WHAT YOU WILL DO:
(a) From the Gemma 4 summary, return the passage that begins at the words "Model Family" and stops after "parameter count implies.", copied word for word.
(b) In the Gemma 4 summary, why do the smaller models run cheaper than their raw parameter count would suggest? Answer in one to three sentences.
(c) Extend the Gemma 4 summary, picking up right after its last sentence.

DOCUMENT:
+++++

Summary: Matthew Berman — Google Drops Gemma 4
Matthew Berman covers the Gemma 4 release. Key takeaway: Google achieved state-of-the-art open-source performance at unusually small parameter counts, making high-quality local inference accessible on consumer hardware.
Model Family
| Model | Type | Params | Context | Notes |
|---|---|---|---|---|
| E2B | Dense, edge | 2B effective | 128K | Native audio; mobile/edge |
| E4B | Dense, edge | 4B effective | 128K | Native audio; mobile/edge |
| 27B | MoE | 4B active / 26B total | 256K | Thinking model |
| 31B | Dense | 31B | 256K | Thinking model; #3 open model worldwide |
“Effective” parameter count: smaller models use per-layer embeddings (PLE) to maximize efficiency — the embedding tables are large but used only for fast lookups, so inference is cheaper than the raw parameter count implies.

+++++

STORED DATA:
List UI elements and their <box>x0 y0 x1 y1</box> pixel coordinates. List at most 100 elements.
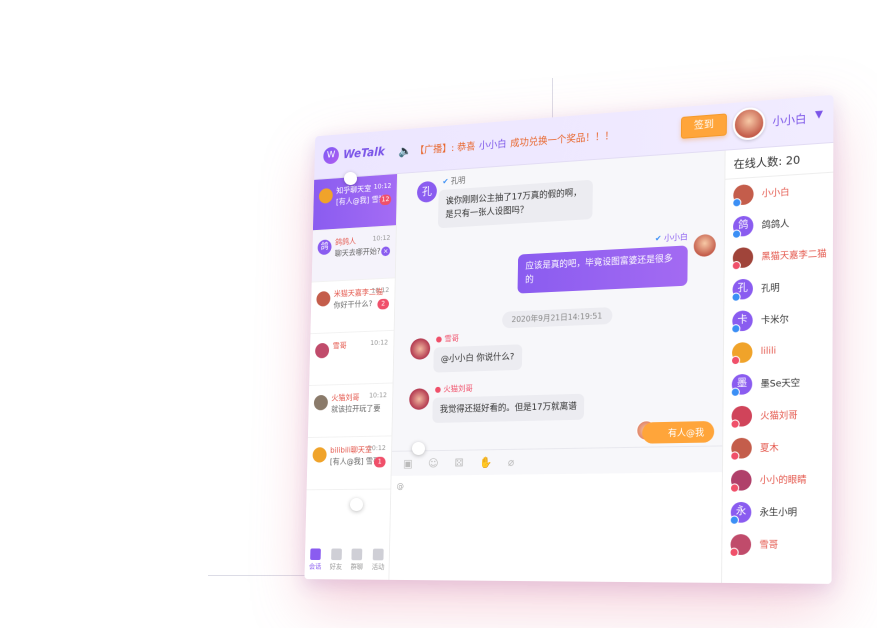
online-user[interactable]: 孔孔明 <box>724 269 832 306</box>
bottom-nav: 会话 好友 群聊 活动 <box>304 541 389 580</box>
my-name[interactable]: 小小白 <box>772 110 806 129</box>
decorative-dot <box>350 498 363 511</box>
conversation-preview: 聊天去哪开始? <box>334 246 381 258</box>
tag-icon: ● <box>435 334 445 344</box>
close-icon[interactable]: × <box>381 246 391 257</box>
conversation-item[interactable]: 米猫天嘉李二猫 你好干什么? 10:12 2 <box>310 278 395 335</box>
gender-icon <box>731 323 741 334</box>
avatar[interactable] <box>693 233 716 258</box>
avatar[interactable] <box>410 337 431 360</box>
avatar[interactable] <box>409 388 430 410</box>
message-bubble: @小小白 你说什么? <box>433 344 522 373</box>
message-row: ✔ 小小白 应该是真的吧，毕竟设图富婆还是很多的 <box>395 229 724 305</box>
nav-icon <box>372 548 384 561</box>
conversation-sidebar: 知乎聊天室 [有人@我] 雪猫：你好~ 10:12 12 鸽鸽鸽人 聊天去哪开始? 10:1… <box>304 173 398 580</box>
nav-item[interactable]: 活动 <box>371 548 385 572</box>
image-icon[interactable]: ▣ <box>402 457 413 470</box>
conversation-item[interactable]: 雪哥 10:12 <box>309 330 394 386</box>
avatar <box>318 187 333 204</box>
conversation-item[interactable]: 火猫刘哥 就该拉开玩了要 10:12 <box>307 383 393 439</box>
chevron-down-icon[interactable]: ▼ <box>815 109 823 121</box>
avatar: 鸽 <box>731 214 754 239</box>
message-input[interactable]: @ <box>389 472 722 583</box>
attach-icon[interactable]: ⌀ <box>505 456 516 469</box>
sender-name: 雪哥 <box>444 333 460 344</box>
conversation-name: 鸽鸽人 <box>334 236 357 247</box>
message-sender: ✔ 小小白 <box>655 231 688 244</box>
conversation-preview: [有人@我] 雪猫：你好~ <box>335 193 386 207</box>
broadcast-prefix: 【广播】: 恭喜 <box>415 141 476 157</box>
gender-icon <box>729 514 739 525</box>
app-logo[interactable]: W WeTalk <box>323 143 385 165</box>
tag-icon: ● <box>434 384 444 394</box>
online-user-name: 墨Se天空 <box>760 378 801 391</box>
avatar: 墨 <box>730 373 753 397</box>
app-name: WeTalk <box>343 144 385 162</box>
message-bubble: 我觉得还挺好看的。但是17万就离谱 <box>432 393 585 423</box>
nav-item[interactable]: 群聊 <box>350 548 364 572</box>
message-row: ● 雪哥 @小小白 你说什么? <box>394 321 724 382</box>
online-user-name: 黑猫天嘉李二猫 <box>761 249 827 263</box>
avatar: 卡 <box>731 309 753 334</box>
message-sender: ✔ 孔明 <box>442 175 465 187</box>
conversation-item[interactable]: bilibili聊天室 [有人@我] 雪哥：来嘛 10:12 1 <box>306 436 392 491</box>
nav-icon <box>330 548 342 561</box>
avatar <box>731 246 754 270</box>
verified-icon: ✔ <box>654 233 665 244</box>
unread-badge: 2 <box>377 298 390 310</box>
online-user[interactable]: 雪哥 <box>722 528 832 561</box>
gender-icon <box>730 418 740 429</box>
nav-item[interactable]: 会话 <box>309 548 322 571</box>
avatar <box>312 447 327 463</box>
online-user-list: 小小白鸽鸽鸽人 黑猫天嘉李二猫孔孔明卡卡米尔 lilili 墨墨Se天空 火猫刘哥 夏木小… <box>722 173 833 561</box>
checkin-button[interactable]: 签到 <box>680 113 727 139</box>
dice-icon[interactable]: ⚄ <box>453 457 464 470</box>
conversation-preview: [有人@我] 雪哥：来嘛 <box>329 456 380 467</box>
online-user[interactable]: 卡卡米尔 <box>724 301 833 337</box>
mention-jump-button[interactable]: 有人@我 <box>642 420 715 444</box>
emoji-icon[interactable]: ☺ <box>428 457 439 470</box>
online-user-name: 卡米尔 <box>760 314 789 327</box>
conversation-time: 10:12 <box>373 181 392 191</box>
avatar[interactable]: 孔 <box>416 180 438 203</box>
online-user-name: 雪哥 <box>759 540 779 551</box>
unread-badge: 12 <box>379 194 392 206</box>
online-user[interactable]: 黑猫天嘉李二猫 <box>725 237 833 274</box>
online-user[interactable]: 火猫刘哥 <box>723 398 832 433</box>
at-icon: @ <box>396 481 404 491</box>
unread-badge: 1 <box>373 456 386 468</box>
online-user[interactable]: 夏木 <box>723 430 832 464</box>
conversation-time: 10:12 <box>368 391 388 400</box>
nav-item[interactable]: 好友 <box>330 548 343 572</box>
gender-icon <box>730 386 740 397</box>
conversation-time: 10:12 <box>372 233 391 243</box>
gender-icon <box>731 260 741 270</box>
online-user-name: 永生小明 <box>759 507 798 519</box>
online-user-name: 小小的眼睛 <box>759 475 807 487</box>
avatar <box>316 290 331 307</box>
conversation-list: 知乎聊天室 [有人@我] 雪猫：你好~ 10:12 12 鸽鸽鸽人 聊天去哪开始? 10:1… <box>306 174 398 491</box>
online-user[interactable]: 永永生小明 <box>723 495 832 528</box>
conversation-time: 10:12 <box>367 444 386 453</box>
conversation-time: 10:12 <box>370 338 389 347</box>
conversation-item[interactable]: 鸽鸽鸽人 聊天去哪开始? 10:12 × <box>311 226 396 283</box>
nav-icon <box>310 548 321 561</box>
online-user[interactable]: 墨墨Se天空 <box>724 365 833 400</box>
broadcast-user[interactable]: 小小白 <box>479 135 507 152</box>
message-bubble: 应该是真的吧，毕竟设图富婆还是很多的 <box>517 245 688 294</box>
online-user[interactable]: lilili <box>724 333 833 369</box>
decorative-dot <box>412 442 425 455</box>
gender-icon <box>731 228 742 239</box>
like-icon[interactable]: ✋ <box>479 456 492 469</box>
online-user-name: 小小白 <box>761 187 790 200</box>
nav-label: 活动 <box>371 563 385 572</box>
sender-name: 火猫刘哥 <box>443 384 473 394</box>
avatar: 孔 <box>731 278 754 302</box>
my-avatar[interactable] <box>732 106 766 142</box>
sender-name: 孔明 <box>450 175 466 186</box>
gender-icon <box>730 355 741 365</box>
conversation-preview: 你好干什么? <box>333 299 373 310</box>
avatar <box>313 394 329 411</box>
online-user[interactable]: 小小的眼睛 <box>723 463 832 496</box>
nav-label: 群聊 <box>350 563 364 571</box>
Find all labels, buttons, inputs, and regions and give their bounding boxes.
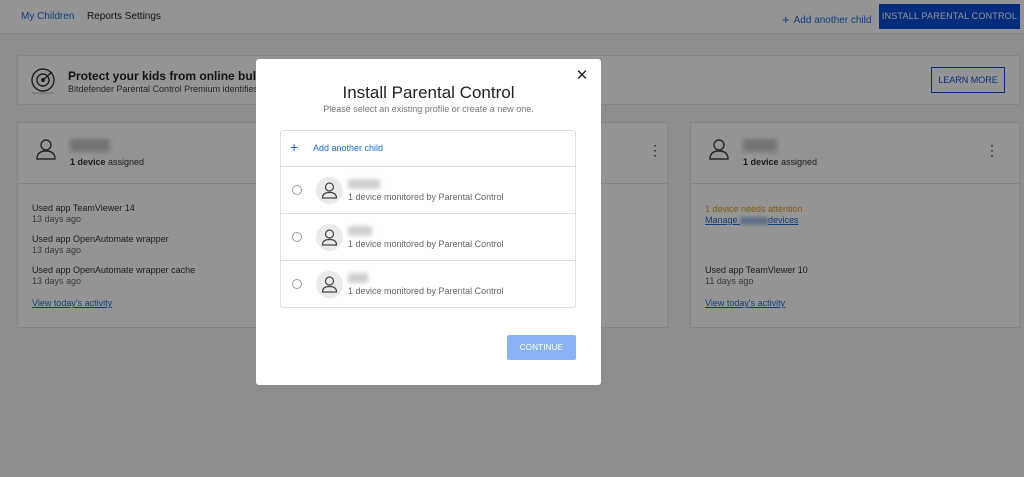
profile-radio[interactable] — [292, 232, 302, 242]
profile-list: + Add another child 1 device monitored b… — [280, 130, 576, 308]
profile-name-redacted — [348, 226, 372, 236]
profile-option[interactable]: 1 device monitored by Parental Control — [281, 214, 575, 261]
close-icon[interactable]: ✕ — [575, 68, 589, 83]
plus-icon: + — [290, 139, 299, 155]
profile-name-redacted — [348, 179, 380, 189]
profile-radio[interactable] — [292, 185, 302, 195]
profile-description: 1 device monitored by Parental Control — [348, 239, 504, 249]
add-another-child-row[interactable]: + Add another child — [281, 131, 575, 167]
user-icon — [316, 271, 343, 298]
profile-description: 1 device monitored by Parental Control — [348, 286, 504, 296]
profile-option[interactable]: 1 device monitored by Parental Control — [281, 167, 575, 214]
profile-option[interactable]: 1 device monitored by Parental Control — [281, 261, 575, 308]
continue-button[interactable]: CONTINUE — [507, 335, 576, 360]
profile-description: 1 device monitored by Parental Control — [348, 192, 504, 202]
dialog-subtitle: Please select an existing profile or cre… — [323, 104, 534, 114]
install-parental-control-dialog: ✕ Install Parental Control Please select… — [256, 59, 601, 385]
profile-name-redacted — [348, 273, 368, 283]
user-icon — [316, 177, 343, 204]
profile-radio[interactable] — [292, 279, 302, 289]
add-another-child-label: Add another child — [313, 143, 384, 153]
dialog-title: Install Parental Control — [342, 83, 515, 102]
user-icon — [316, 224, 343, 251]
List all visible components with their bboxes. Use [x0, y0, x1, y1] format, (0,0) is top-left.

+++++

TASK-BY-TASK OUTPUTS:
(a)
Model Family
| Model | Type | Params | Context | Notes |
|---|---|---|---|---|
| E2B | Dense, edge | 2B effective | 128K | Native audio; mobile/edge |
| E4B | Dense, edge | 4B effective | 128K | Native audio; mobile/edge |
| 27B | MoE | 4B active / 26B total | 256K | Thinking model |
| 31B | Dense | 31B | 256K | Thinking model; #3 open model worldwide |
“Effective” parameter count: smaller models use per-layer embeddings (PLE) to maximize efficiency — the embedding tables are large but used only for fast lookups, so inference is cheaper than the raw parameter count implies.

(b) The smaller models use per-layer embeddings, and their embedding tables are large but are used only for fast lookups. Because of that, inference costs less than the raw parameter count implies.

(c)
Performance
- 31B ranked #3 open model on Arena AI text leaderboard (behind GLM5 and Kimmy K2.5, both of which are multi-hundred-billion-parameter models)
- Comparable ELO to Qwen 3.5 (397B params / 17B active) at a fraction of the size
- MMLU 85.2%, AME 2026 89%, LiveCodeBench 80%, GPQA Diamond 84.3%
- Perfect tool-calling scores across all four model sizes (Tool Call 15 benchmark)
Capabilities
- All sizes: multimodal (video + images), variable resolution, OCR and chart understanding
- E2B/E4B: native audio input for speech recognition
- All sizes: native function calling, structured JSON output, agentic workflow support
- License: Apache 2.0 (commercially permissive)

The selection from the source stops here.